• **What to do**
Would you repeat the listing exactly but omit every picture?

• **Stored rows**

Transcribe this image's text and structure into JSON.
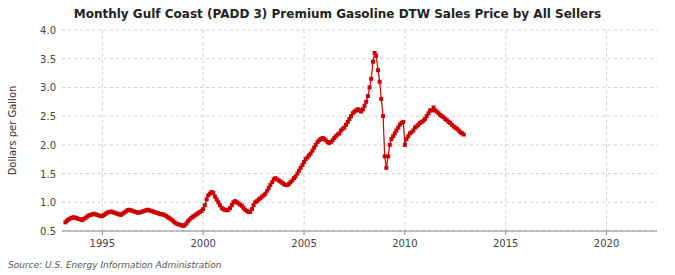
{
  "chart_data": {
    "type": "line",
    "title": "Monthly Gulf Coast (PADD 3) Premium Gasoline DTW Sales Price by All Sellers",
    "ylabel": "Dollars per Gallon",
    "source": "Source: U.S. Energy Information Administration",
    "color": "#cc0000",
    "marker": "square",
    "grid": true,
    "xlim": [
      1993.0,
      2022.5
    ],
    "ylim": [
      0.5,
      4.0
    ],
    "xticks": [
      1995,
      2000,
      2005,
      2010,
      2015,
      2020
    ],
    "yticks": [
      0.5,
      {
        "value": 1.0,
        "label": "1.0"
      },
      1.5,
      {
        "value": 2.0,
        "label": "2.0"
      },
      2.5,
      {
        "value": 3.0,
        "label": "3.0"
      },
      3.5,
      {
        "value": 4.0,
        "label": "4.0"
      }
    ],
    "x": [
      1993.17,
      1993.25,
      1993.33,
      1993.42,
      1993.5,
      1993.58,
      1993.67,
      1993.75,
      1993.83,
      1993.92,
      1994.0,
      1994.08,
      1994.17,
      1994.25,
      1994.33,
      1994.42,
      1994.5,
      1994.58,
      1994.67,
      1994.75,
      1994.83,
      1994.92,
      1995.0,
      1995.08,
      1995.17,
      1995.25,
      1995.33,
      1995.42,
      1995.5,
      1995.58,
      1995.67,
      1995.75,
      1995.83,
      1995.92,
      1996.0,
      1996.08,
      1996.17,
      1996.25,
      1996.33,
      1996.42,
      1996.5,
      1996.58,
      1996.67,
      1996.75,
      1996.83,
      1996.92,
      1997.0,
      1997.08,
      1997.17,
      1997.25,
      1997.33,
      1997.42,
      1997.5,
      1997.58,
      1997.67,
      1997.75,
      1997.83,
      1997.92,
      1998.0,
      1998.08,
      1998.17,
      1998.25,
      1998.33,
      1998.42,
      1998.5,
      1998.58,
      1998.67,
      1998.75,
      1998.83,
      1998.92,
      1999.0,
      1999.08,
      1999.17,
      1999.25,
      1999.33,
      1999.42,
      1999.5,
      1999.58,
      1999.67,
      1999.75,
      1999.83,
      1999.92,
      2000.0,
      2000.08,
      2000.17,
      2000.25,
      2000.33,
      2000.42,
      2000.5,
      2000.58,
      2000.67,
      2000.75,
      2000.83,
      2000.92,
      2001.0,
      2001.08,
      2001.17,
      2001.25,
      2001.33,
      2001.42,
      2001.5,
      2001.58,
      2001.67,
      2001.75,
      2001.83,
      2001.92,
      2002.0,
      2002.08,
      2002.17,
      2002.25,
      2002.33,
      2002.42,
      2002.5,
      2002.58,
      2002.67,
      2002.75,
      2002.83,
      2002.92,
      2003.0,
      2003.08,
      2003.17,
      2003.25,
      2003.33,
      2003.42,
      2003.5,
      2003.58,
      2003.67,
      2003.75,
      2003.83,
      2003.92,
      2004.0,
      2004.08,
      2004.17,
      2004.25,
      2004.33,
      2004.42,
      2004.5,
      2004.58,
      2004.67,
      2004.75,
      2004.83,
      2004.92,
      2005.0,
      2005.08,
      2005.17,
      2005.25,
      2005.33,
      2005.42,
      2005.5,
      2005.58,
      2005.67,
      2005.75,
      2005.83,
      2005.92,
      2006.0,
      2006.08,
      2006.17,
      2006.25,
      2006.33,
      2006.42,
      2006.5,
      2006.58,
      2006.67,
      2006.75,
      2006.83,
      2006.92,
      2007.0,
      2007.08,
      2007.17,
      2007.25,
      2007.33,
      2007.42,
      2007.5,
      2007.58,
      2007.67,
      2007.75,
      2007.83,
      2007.92,
      2008.0,
      2008.08,
      2008.17,
      2008.25,
      2008.33,
      2008.42,
      2008.5,
      2008.58,
      2008.67,
      2008.75,
      2008.83,
      2008.92,
      2009.0,
      2009.08,
      2009.17,
      2009.25,
      2009.33,
      2009.42,
      2009.5,
      2009.58,
      2009.67,
      2009.75,
      2009.83,
      2009.92,
      2010.0,
      2010.08,
      2010.17,
      2010.25,
      2010.33,
      2010.42,
      2010.5,
      2010.58,
      2010.67,
      2010.75,
      2010.83,
      2010.92,
      2011.0,
      2011.08,
      2011.17,
      2011.25,
      2011.33,
      2011.42,
      2011.5,
      2011.58,
      2011.67,
      2011.75,
      2011.83,
      2011.92,
      2012.0,
      2012.08,
      2012.17,
      2012.25,
      2012.33,
      2012.42,
      2012.5,
      2012.58,
      2012.67,
      2012.75,
      2012.83,
      2012.92
    ],
    "values": [
      0.65,
      0.68,
      0.7,
      0.72,
      0.73,
      0.74,
      0.73,
      0.72,
      0.71,
      0.7,
      0.69,
      0.71,
      0.73,
      0.75,
      0.77,
      0.78,
      0.79,
      0.8,
      0.79,
      0.78,
      0.77,
      0.76,
      0.76,
      0.78,
      0.8,
      0.82,
      0.83,
      0.84,
      0.83,
      0.82,
      0.81,
      0.8,
      0.79,
      0.78,
      0.8,
      0.82,
      0.84,
      0.86,
      0.87,
      0.86,
      0.85,
      0.84,
      0.83,
      0.82,
      0.82,
      0.83,
      0.84,
      0.85,
      0.86,
      0.87,
      0.86,
      0.85,
      0.84,
      0.83,
      0.82,
      0.81,
      0.8,
      0.79,
      0.79,
      0.78,
      0.76,
      0.74,
      0.72,
      0.7,
      0.68,
      0.65,
      0.63,
      0.62,
      0.61,
      0.6,
      0.59,
      0.6,
      0.63,
      0.67,
      0.7,
      0.73,
      0.75,
      0.77,
      0.79,
      0.81,
      0.83,
      0.85,
      0.88,
      0.95,
      1.05,
      1.12,
      1.15,
      1.18,
      1.16,
      1.1,
      1.05,
      1.0,
      0.95,
      0.9,
      0.88,
      0.87,
      0.86,
      0.87,
      0.9,
      0.95,
      1.0,
      1.02,
      1.0,
      0.98,
      0.96,
      0.94,
      0.9,
      0.87,
      0.85,
      0.83,
      0.83,
      0.88,
      0.95,
      1.0,
      1.02,
      1.05,
      1.07,
      1.1,
      1.12,
      1.15,
      1.2,
      1.25,
      1.3,
      1.35,
      1.4,
      1.42,
      1.4,
      1.38,
      1.36,
      1.34,
      1.32,
      1.3,
      1.3,
      1.32,
      1.35,
      1.38,
      1.42,
      1.45,
      1.5,
      1.55,
      1.6,
      1.65,
      1.7,
      1.75,
      1.78,
      1.82,
      1.85,
      1.9,
      1.95,
      2.0,
      2.05,
      2.08,
      2.1,
      2.12,
      2.1,
      2.08,
      2.05,
      2.03,
      2.05,
      2.08,
      2.12,
      2.15,
      2.18,
      2.2,
      2.25,
      2.28,
      2.3,
      2.35,
      2.4,
      2.45,
      2.5,
      2.55,
      2.58,
      2.6,
      2.62,
      2.6,
      2.58,
      2.62,
      2.68,
      2.75,
      2.85,
      3.0,
      3.15,
      3.45,
      3.6,
      3.55,
      3.3,
      3.1,
      2.8,
      2.5,
      1.8,
      1.6,
      1.8,
      2.0,
      2.1,
      2.15,
      2.2,
      2.25,
      2.3,
      2.35,
      2.38,
      2.4,
      2.0,
      2.1,
      2.15,
      2.2,
      2.22,
      2.25,
      2.3,
      2.32,
      2.35,
      2.38,
      2.4,
      2.42,
      2.45,
      2.5,
      2.55,
      2.6,
      2.6,
      2.65,
      2.6,
      2.58,
      2.55,
      2.52,
      2.5,
      2.48,
      2.45,
      2.43,
      2.4,
      2.38,
      2.35,
      2.32,
      2.3,
      2.28,
      2.25,
      2.22,
      2.2,
      2.18
    ]
  }
}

• **Completed task**
Transcribe this image's text and structure into JSON.
{
  "chart_data": {
    "type": "line",
    "title": "Monthly Gulf Coast (PADD 3) Premium Gasoline DTW Sales Price by All Sellers",
    "ylabel": "Dollars per Gallon",
    "source": "Source: U.S. Energy Information Administration",
    "color": "#cc0000",
    "marker": "square",
    "grid": true,
    "xlim": [
      1993.0,
      2022.5
    ],
    "ylim": [
      0.5,
      4.0
    ],
    "xticks": [
      1995,
      2000,
      2005,
      2010,
      2015,
      2020
    ],
    "yticks": [
      0.5,
      {
        "value": 1.0,
        "label": "1.0"
      },
      1.5,
      {
        "value": 2.0,
        "label": "2.0"
      },
      2.5,
      {
        "value": 3.0,
        "label": "3.0"
      },
      3.5,
      {
        "value": 4.0,
        "label": "4.0"
      }
    ],
    "x": [
      1993.17,
      1993.25,
      1993.33,
      1993.42,
      1993.5,
      1993.58,
      1993.67,
      1993.75,
      1993.83,
      1993.92,
      1994.0,
      1994.08,
      1994.17,
      1994.25,
      1994.33,
      1994.42,
      1994.5,
      1994.58,
      1994.67,
      1994.75,
      1994.83,
      1994.92,
      1995.0,
      1995.08,
      1995.17,
      1995.25,
      1995.33,
      1995.42,
      1995.5,
      1995.58,
      1995.67,
      1995.75,
      1995.83,
      1995.92,
      1996.0,
      1996.08,
      1996.17,
      1996.25,
      1996.33,
      1996.42,
      1996.5,
      1996.58,
      1996.67,
      1996.75,
      1996.83,
      1996.92,
      1997.0,
      1997.08,
      1997.17,
      1997.25,
      1997.33,
      1997.42,
      1997.5,
      1997.58,
      1997.67,
      1997.75,
      1997.83,
      1997.92,
      1998.0,
      1998.08,
      1998.17,
      1998.25,
      1998.33,
      1998.42,
      1998.5,
      1998.58,
      1998.67,
      1998.75,
      1998.83,
      1998.92,
      1999.0,
      1999.08,
      1999.17,
      1999.25,
      1999.33,
      1999.42,
      1999.5,
      1999.58,
      1999.67,
      1999.75,
      1999.83,
      1999.92,
      2000.0,
      2000.08,
      2000.17,
      2000.25,
      2000.33,
      2000.42,
      2000.5,
      2000.58,
      2000.67,
      2000.75,
      2000.83,
      2000.92,
      2001.0,
      2001.08,
      2001.17,
      2001.25,
      2001.33,
      2001.42,
      2001.5,
      2001.58,
      2001.67,
      2001.75,
      2001.83,
      2001.92,
      2002.0,
      2002.08,
      2002.17,
      2002.25,
      2002.33,
      2002.42,
      2002.5,
      2002.58,
      2002.67,
      2002.75,
      2002.83,
      2002.92,
      2003.0,
      2003.08,
      2003.17,
      2003.25,
      2003.33,
      2003.42,
      2003.5,
      2003.58,
      2003.67,
      2003.75,
      2003.83,
      2003.92,
      2004.0,
      2004.08,
      2004.17,
      2004.25,
      2004.33,
      2004.42,
      2004.5,
      2004.58,
      2004.67,
      2004.75,
      2004.83,
      2004.92,
      2005.0,
      2005.08,
      2005.17,
      2005.25,
      2005.33,
      2005.42,
      2005.5,
      2005.58,
      2005.67,
      2005.75,
      2005.83,
      2005.92,
      2006.0,
      2006.08,
      2006.17,
      2006.25,
      2006.33,
      2006.42,
      2006.5,
      2006.58,
      2006.67,
      2006.75,
      2006.83,
      2006.92,
      2007.0,
      2007.08,
      2007.17,
      2007.25,
      2007.33,
      2007.42,
      2007.5,
      2007.58,
      2007.67,
      2007.75,
      2007.83,
      2007.92,
      2008.0,
      2008.08,
      2008.17,
      2008.25,
      2008.33,
      2008.42,
      2008.5,
      2008.58,
      2008.67,
      2008.75,
      2008.83,
      2008.92,
      2009.0,
      2009.08,
      2009.17,
      2009.25,
      2009.33,
      2009.42,
      2009.5,
      2009.58,
      2009.67,
      2009.75,
      2009.83,
      2009.92,
      2010.0,
      2010.08,
      2010.17,
      2010.25,
      2010.33,
      2010.42,
      2010.5,
      2010.58,
      2010.67,
      2010.75,
      2010.83,
      2010.92,
      2011.0,
      2011.08,
      2011.17,
      2011.25,
      2011.33,
      2011.42,
      2011.5,
      2011.58,
      2011.67,
      2011.75,
      2011.83,
      2011.92,
      2012.0,
      2012.08,
      2012.17,
      2012.25,
      2012.33,
      2012.42,
      2012.5,
      2012.58,
      2012.67,
      2012.75,
      2012.83,
      2012.92
    ],
    "values": [
      0.65,
      0.68,
      0.7,
      0.72,
      0.73,
      0.74,
      0.73,
      0.72,
      0.71,
      0.7,
      0.69,
      0.71,
      0.73,
      0.75,
      0.77,
      0.78,
      0.79,
      0.8,
      0.79,
      0.78,
      0.77,
      0.76,
      0.76,
      0.78,
      0.8,
      0.82,
      0.83,
      0.84,
      0.83,
      0.82,
      0.81,
      0.8,
      0.79,
      0.78,
      0.8,
      0.82,
      0.84,
      0.86,
      0.87,
      0.86,
      0.85,
      0.84,
      0.83,
      0.82,
      0.82,
      0.83,
      0.84,
      0.85,
      0.86,
      0.87,
      0.86,
      0.85,
      0.84,
      0.83,
      0.82,
      0.81,
      0.8,
      0.79,
      0.79,
      0.78,
      0.76,
      0.74,
      0.72,
      0.7,
      0.68,
      0.65,
      0.63,
      0.62,
      0.61,
      0.6,
      0.59,
      0.6,
      0.63,
      0.67,
      0.7,
      0.73,
      0.75,
      0.77,
      0.79,
      0.81,
      0.83,
      0.85,
      0.88,
      0.95,
      1.05,
      1.12,
      1.15,
      1.18,
      1.16,
      1.1,
      1.05,
      1.0,
      0.95,
      0.9,
      0.88,
      0.87,
      0.86,
      0.87,
      0.9,
      0.95,
      1.0,
      1.02,
      1.0,
      0.98,
      0.96,
      0.94,
      0.9,
      0.87,
      0.85,
      0.83,
      0.83,
      0.88,
      0.95,
      1.0,
      1.02,
      1.05,
      1.07,
      1.1,
      1.12,
      1.15,
      1.2,
      1.25,
      1.3,
      1.35,
      1.4,
      1.42,
      1.4,
      1.38,
      1.36,
      1.34,
      1.32,
      1.3,
      1.3,
      1.32,
      1.35,
      1.38,
      1.42,
      1.45,
      1.5,
      1.55,
      1.6,
      1.65,
      1.7,
      1.75,
      1.78,
      1.82,
      1.85,
      1.9,
      1.95,
      2.0,
      2.05,
      2.08,
      2.1,
      2.12,
      2.1,
      2.08,
      2.05,
      2.03,
      2.05,
      2.08,
      2.12,
      2.15,
      2.18,
      2.2,
      2.25,
      2.28,
      2.3,
      2.35,
      2.4,
      2.45,
      2.5,
      2.55,
      2.58,
      2.6,
      2.62,
      2.6,
      2.58,
      2.62,
      2.68,
      2.75,
      2.85,
      3.0,
      3.15,
      3.45,
      3.6,
      3.55,
      3.3,
      3.1,
      2.8,
      2.5,
      1.8,
      1.6,
      1.8,
      2.0,
      2.1,
      2.15,
      2.2,
      2.25,
      2.3,
      2.35,
      2.38,
      2.4,
      2.0,
      2.1,
      2.15,
      2.2,
      2.22,
      2.25,
      2.3,
      2.32,
      2.35,
      2.38,
      2.4,
      2.42,
      2.45,
      2.5,
      2.55,
      2.6,
      2.6,
      2.65,
      2.6,
      2.58,
      2.55,
      2.52,
      2.5,
      2.48,
      2.45,
      2.43,
      2.4,
      2.38,
      2.35,
      2.32,
      2.3,
      2.28,
      2.25,
      2.22,
      2.2,
      2.18
    ]
  }
}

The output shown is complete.